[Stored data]
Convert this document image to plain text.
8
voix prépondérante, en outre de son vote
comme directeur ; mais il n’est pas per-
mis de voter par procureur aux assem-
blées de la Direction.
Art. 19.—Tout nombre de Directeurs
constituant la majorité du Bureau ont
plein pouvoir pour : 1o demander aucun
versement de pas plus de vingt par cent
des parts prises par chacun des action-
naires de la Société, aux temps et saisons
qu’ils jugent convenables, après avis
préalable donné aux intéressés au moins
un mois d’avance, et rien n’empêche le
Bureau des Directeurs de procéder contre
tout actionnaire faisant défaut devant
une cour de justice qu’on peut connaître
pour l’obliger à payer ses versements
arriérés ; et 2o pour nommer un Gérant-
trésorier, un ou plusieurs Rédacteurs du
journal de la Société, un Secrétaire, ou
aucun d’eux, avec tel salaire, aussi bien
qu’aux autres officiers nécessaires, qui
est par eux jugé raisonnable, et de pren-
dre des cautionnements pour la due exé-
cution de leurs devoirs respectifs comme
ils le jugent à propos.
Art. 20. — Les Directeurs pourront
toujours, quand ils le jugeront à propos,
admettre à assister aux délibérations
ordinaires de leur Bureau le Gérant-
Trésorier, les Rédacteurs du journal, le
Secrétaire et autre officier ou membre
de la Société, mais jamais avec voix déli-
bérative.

→ TASK BRIEF
Pull every line containing the word "Rédacteurs" out of the material and copy it.

→ TASK OUTPUT
trésorier, un ou plusieurs Rédacteurs du
Trésorier, les Rédacteurs du journal, le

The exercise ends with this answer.